## Your goal
Repeat the listing in full. Nothing may be added or left out.

⟨

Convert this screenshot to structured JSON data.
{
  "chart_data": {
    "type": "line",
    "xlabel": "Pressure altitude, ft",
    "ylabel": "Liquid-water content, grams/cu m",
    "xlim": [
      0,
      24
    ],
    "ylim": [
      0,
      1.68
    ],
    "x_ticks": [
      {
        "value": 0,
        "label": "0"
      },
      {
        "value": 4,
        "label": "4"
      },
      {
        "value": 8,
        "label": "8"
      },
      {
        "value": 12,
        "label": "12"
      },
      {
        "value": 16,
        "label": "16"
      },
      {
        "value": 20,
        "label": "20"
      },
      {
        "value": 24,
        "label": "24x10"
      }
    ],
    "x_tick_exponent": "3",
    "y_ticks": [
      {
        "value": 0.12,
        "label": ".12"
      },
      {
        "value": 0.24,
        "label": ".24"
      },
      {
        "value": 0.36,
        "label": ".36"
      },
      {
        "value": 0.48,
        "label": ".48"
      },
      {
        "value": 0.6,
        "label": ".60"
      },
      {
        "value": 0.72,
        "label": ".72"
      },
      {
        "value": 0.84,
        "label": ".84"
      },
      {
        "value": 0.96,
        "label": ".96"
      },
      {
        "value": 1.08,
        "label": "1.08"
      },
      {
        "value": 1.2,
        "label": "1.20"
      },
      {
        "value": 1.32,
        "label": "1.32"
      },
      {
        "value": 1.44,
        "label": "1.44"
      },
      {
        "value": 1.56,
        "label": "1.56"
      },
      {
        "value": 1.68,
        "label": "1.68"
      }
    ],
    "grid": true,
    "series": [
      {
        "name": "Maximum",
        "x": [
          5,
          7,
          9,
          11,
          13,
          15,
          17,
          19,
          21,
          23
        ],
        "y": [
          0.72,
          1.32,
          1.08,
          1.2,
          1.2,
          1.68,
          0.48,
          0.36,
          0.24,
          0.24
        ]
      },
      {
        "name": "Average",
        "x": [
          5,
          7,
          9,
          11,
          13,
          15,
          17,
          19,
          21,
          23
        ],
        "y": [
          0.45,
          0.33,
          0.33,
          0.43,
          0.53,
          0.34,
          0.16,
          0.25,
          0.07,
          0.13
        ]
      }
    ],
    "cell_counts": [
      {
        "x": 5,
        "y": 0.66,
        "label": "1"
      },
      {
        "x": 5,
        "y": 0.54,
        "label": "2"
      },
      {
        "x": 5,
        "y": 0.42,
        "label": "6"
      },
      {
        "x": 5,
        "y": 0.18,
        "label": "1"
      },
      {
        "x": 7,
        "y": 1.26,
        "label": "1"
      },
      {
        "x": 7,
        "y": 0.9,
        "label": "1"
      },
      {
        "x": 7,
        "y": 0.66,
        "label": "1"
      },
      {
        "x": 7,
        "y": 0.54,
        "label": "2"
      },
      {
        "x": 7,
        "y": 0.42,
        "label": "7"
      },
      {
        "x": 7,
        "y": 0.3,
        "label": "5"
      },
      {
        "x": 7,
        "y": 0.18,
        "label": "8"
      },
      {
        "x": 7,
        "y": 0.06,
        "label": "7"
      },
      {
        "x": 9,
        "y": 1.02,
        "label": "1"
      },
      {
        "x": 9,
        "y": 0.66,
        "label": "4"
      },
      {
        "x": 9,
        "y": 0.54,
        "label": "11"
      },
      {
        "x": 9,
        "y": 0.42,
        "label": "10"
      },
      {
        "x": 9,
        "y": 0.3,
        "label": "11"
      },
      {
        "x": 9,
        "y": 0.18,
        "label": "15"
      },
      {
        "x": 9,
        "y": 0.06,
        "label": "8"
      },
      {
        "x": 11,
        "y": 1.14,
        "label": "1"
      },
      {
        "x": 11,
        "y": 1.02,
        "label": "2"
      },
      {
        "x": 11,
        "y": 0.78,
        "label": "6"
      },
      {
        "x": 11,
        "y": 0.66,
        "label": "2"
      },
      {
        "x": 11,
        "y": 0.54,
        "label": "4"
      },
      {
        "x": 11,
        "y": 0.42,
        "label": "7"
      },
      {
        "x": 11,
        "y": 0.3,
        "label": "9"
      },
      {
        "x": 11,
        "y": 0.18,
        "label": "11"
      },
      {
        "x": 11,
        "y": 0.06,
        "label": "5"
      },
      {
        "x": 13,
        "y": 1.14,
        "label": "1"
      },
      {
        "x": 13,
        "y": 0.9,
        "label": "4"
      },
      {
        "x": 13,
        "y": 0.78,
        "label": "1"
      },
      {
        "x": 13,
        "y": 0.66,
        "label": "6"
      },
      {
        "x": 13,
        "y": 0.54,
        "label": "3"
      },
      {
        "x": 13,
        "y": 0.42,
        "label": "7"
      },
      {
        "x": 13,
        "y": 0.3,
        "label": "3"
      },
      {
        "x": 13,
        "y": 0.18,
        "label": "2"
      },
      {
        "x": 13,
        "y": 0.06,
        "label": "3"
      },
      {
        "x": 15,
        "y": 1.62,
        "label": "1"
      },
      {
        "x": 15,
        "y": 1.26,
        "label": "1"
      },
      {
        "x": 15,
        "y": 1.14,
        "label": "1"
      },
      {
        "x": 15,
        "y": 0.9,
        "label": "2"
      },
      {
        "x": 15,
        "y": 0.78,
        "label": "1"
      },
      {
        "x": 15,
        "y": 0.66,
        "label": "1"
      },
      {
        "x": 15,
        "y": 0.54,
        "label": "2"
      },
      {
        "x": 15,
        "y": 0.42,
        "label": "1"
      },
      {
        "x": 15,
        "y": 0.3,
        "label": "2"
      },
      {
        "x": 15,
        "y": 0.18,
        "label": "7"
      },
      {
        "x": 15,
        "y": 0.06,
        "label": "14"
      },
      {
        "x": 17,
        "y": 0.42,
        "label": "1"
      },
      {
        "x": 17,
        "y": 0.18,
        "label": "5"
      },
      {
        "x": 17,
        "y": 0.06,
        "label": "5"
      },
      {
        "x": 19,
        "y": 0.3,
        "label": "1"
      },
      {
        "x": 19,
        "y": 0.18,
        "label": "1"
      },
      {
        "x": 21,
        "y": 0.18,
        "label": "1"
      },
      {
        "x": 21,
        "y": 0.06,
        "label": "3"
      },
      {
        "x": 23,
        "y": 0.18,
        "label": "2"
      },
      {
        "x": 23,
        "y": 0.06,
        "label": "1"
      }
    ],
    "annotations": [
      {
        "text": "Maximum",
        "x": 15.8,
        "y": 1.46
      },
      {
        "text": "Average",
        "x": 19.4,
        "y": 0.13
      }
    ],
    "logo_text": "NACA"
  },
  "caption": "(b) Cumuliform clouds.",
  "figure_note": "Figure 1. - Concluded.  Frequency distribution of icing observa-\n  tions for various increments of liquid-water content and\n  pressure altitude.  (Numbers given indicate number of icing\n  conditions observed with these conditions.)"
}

⟩

## The answer
Convert this screenshot to structured JSON data.
{
  "chart_data": {
    "type": "line",
    "xlabel": "Pressure altitude, ft",
    "ylabel": "Liquid-water content, grams/cu m",
    "xlim": [
      0,
      24
    ],
    "ylim": [
      0,
      1.68
    ],
    "x_ticks": [
      {
        "value": 0,
        "label": "0"
      },
      {
        "value": 4,
        "label": "4"
      },
      {
        "value": 8,
        "label": "8"
      },
      {
        "value": 12,
        "label": "12"
      },
      {
        "value": 16,
        "label": "16"
      },
      {
        "value": 20,
        "label": "20"
      },
      {
        "value": 24,
        "label": "24x10"
      }
    ],
    "x_tick_exponent": "3",
    "y_ticks": [
      {
        "value": 0.12,
        "label": ".12"
      },
      {
        "value": 0.24,
        "label": ".24"
      },
      {
        "value": 0.36,
        "label": ".36"
      },
      {
        "value": 0.48,
        "label": ".48"
      },
      {
        "value": 0.6,
        "label": ".60"
      },
      {
        "value": 0.72,
        "label": ".72"
      },
      {
        "value": 0.84,
        "label": ".84"
      },
      {
        "value": 0.96,
        "label": ".96"
      },
      {
        "value": 1.08,
        "label": "1.08"
      },
      {
        "value": 1.2,
        "label": "1.20"
      },
      {
        "value": 1.32,
        "label": "1.32"
      },
      {
        "value": 1.44,
        "label": "1.44"
      },
      {
        "value": 1.56,
        "label": "1.56"
      },
      {
        "value": 1.68,
        "label": "1.68"
      }
    ],
    "grid": true,
    "series": [
      {
        "name": "Maximum",
        "x": [
          5,
          7,
          9,
          11,
          13,
          15,
          17,
          19,
          21,
          23
        ],
        "y": [
          0.72,
          1.32,
          1.08,
          1.2,
          1.2,
          1.68,
          0.48,
          0.36,
          0.24,
          0.24
        ]
      },
      {
        "name": "Average",
        "x": [
          5,
          7,
          9,
          11,
          13,
          15,
          17,
          19,
          21,
          23
        ],
        "y": [
          0.45,
          0.33,
          0.33,
          0.43,
          0.53,
          0.34,
          0.16,
          0.25,
          0.07,
          0.13
        ]
      }
    ],
    "cell_counts": [
      {
        "x": 5,
        "y": 0.66,
        "label": "1"
      },
      {
        "x": 5,
        "y": 0.54,
        "label": "2"
      },
      {
        "x": 5,
        "y": 0.42,
        "label": "6"
      },
      {
        "x": 5,
        "y": 0.18,
        "label": "1"
      },
      {
        "x": 7,
        "y": 1.26,
        "label": "1"
      },
      {
        "x": 7,
        "y": 0.9,
        "label": "1"
      },
      {
        "x": 7,
        "y": 0.66,
        "label": "1"
      },
      {
        "x": 7,
        "y": 0.54,
        "label": "2"
      },
      {
        "x": 7,
        "y": 0.42,
        "label": "7"
      },
      {
        "x": 7,
        "y": 0.3,
        "label": "5"
      },
      {
        "x": 7,
        "y": 0.18,
        "label": "8"
      },
      {
        "x": 7,
        "y": 0.06,
        "label": "7"
      },
      {
        "x": 9,
        "y": 1.02,
        "label": "1"
      },
      {
        "x": 9,
        "y": 0.66,
        "label": "4"
      },
      {
        "x": 9,
        "y": 0.54,
        "label": "11"
      },
      {
        "x": 9,
        "y": 0.42,
        "label": "10"
      },
      {
        "x": 9,
        "y": 0.3,
        "label": "11"
      },
      {
        "x": 9,
        "y": 0.18,
        "label": "15"
      },
      {
        "x": 9,
        "y": 0.06,
        "label": "8"
      },
      {
        "x": 11,
        "y": 1.14,
        "label": "1"
      },
      {
        "x": 11,
        "y": 1.02,
        "label": "2"
      },
      {
        "x": 11,
        "y": 0.78,
        "label": "6"
      },
      {
        "x": 11,
        "y": 0.66,
        "label": "2"
      },
      {
        "x": 11,
        "y": 0.54,
        "label": "4"
      },
      {
        "x": 11,
        "y": 0.42,
        "label": "7"
      },
      {
        "x": 11,
        "y": 0.3,
        "label": "9"
      },
      {
        "x": 11,
        "y": 0.18,
        "label": "11"
      },
      {
        "x": 11,
        "y": 0.06,
        "label": "5"
      },
      {
        "x": 13,
        "y": 1.14,
        "label": "1"
      },
      {
        "x": 13,
        "y": 0.9,
        "label": "4"
      },
      {
        "x": 13,
        "y": 0.78,
        "label": "1"
      },
      {
        "x": 13,
        "y": 0.66,
        "label": "6"
      },
      {
        "x": 13,
        "y": 0.54,
        "label": "3"
      },
      {
        "x": 13,
        "y": 0.42,
        "label": "7"
      },
      {
        "x": 13,
        "y": 0.3,
        "label": "3"
      },
      {
        "x": 13,
        "y": 0.18,
        "label": "2"
      },
      {
        "x": 13,
        "y": 0.06,
        "label": "3"
      },
      {
        "x": 15,
        "y": 1.62,
        "label": "1"
      },
      {
        "x": 15,
        "y": 1.26,
        "label": "1"
      },
      {
        "x": 15,
        "y": 1.14,
        "label": "1"
      },
      {
        "x": 15,
        "y": 0.9,
        "label": "2"
      },
      {
        "x": 15,
        "y": 0.78,
        "label": "1"
      },
      {
        "x": 15,
        "y": 0.66,
        "label": "1"
      },
      {
        "x": 15,
        "y": 0.54,
        "label": "2"
      },
      {
        "x": 15,
        "y": 0.42,
        "label": "1"
      },
      {
        "x": 15,
        "y": 0.3,
        "label": "2"
      },
      {
        "x": 15,
        "y": 0.18,
        "label": "7"
      },
      {
        "x": 15,
        "y": 0.06,
        "label": "14"
      },
      {
        "x": 17,
        "y": 0.42,
        "label": "1"
      },
      {
        "x": 17,
        "y": 0.18,
        "label": "5"
      },
      {
        "x": 17,
        "y": 0.06,
        "label": "5"
      },
      {
        "x": 19,
        "y": 0.3,
        "label": "1"
      },
      {
        "x": 19,
        "y": 0.18,
        "label": "1"
      },
      {
        "x": 21,
        "y": 0.18,
        "label": "1"
      },
      {
        "x": 21,
        "y": 0.06,
        "label": "3"
      },
      {
        "x": 23,
        "y": 0.18,
        "label": "2"
      },
      {
        "x": 23,
        "y": 0.06,
        "label": "1"
      }
    ],
    "annotations": [
      {
        "text": "Maximum",
        "x": 15.8,
        "y": 1.46
      },
      {
        "text": "Average",
        "x": 19.4,
        "y": 0.13
      }
    ],
    "logo_text": "NACA"
  },
  "caption": "(b) Cumuliform clouds.",
  "figure_note": "Figure 1. - Concluded.  Frequency distribution of icing observa-\n  tions for various increments of liquid-water content and\n  pressure altitude.  (Numbers given indicate number of icing\n  conditions observed with these conditions.)"
}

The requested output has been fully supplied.